** start of Recorded data **

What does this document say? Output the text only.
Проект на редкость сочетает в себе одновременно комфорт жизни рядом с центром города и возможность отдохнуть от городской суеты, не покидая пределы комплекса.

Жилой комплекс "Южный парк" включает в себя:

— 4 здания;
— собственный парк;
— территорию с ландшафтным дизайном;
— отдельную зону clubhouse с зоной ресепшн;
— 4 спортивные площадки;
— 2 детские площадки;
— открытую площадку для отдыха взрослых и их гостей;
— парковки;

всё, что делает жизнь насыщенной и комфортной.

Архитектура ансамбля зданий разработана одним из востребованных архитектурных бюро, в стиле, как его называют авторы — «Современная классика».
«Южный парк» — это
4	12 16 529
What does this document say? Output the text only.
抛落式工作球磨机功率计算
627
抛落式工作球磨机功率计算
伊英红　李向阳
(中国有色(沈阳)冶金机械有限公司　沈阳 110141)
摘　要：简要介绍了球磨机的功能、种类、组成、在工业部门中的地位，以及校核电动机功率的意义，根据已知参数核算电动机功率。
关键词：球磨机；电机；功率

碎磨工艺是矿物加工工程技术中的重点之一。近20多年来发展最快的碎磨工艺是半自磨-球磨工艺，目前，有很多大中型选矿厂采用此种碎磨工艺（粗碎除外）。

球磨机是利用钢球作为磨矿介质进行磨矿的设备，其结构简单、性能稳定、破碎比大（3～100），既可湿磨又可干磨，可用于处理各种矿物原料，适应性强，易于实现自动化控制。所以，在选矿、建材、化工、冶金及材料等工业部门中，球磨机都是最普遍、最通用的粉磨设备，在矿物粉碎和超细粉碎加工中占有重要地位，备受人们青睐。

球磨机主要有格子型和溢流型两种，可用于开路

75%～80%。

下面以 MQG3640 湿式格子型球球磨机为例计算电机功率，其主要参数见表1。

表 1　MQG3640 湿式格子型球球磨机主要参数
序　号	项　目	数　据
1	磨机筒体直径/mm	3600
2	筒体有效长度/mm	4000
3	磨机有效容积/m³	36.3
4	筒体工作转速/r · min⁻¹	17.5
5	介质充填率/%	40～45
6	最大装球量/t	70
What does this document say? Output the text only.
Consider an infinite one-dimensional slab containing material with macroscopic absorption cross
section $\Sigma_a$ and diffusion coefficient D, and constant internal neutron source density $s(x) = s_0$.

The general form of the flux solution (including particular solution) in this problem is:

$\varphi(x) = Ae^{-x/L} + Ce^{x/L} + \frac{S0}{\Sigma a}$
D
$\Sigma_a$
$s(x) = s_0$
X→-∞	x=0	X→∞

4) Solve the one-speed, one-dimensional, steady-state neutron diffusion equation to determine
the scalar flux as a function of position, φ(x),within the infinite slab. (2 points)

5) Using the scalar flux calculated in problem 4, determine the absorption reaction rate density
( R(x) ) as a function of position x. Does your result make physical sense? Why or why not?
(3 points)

** end of Recorded data **

= Goal of the exercise =
Each entry must be reproduced verbatim.

= Response to the task =
What does this document say? Output the text only.
Проект на редкость сочетает в себе одновременно комфорт жизни рядом с центром города и возможность отдохнуть от городской суеты, не покидая пределы комплекса.

Жилой комплекс "Южный парк" включает в себя:

— 4 здания;
— собственный парк;
— территорию с ландшафтным дизайном;
— отдельную зону clubhouse с зоной ресепшн;
— 4 спортивные площадки;
— 2 детские площадки;
— открытую площадку для отдыха взрослых и их гостей;
— парковки;

всё, что делает жизнь насыщенной и комфортной.

Архитектура ансамбля зданий разработана одним из востребованных архитектурных бюро, в стиле, как его называют авторы — «Современная классика».
«Южный парк» — это
4	12 16 529
What does this document say? Output the text only.
抛落式工作球磨机功率计算
627
抛落式工作球磨机功率计算
伊英红　李向阳
(中国有色(沈阳)冶金机械有限公司　沈阳 110141)
摘　要：简要介绍了球磨机的功能、种类、组成、在工业部门中的地位，以及校核电动机功率的意义，根据已知参数核算电动机功率。
关键词：球磨机；电机；功率

碎磨工艺是矿物加工工程技术中的重点之一。近20多年来发展最快的碎磨工艺是半自磨-球磨工艺，目前，有很多大中型选矿厂采用此种碎磨工艺（粗碎除外）。

球磨机是利用钢球作为磨矿介质进行磨矿的设备，其结构简单、性能稳定、破碎比大（3～100），既可湿磨又可干磨，可用于处理各种矿物原料，适应性强，易于实现自动化控制。所以，在选矿、建材、化工、冶金及材料等工业部门中，球磨机都是最普遍、最通用的粉磨设备，在矿物粉碎和超细粉碎加工中占有重要地位，备受人们青睐。

球磨机主要有格子型和溢流型两种，可用于开路

75%～80%。

下面以 MQG3640 湿式格子型球球磨机为例计算电机功率，其主要参数见表1。

表 1　MQG3640 湿式格子型球球磨机主要参数
序　号	项　目	数　据
1	磨机筒体直径/mm	3600
2	筒体有效长度/mm	4000
3	磨机有效容积/m³	36.3
4	筒体工作转速/r · min⁻¹	17.5
5	介质充填率/%	40～45
6	最大装球量/t	70
What does this document say? Output the text only.
Consider an infinite one-dimensional slab containing material with macroscopic absorption cross
section $\Sigma_a$ and diffusion coefficient D, and constant internal neutron source density $s(x) = s_0$.

The general form of the flux solution (including particular solution) in this problem is:

$\varphi(x) = Ae^{-x/L} + Ce^{x/L} + \frac{S0}{\Sigma a}$
D
$\Sigma_a$
$s(x) = s_0$
X→-∞	x=0	X→∞

4) Solve the one-speed, one-dimensional, steady-state neutron diffusion equation to determine
the scalar flux as a function of position, φ(x),within the infinite slab. (2 points)

5) Using the scalar flux calculated in problem 4, determine the absorption reaction rate density
( R(x) ) as a function of position x. Does your result make physical sense? Why or why not?
(3 points)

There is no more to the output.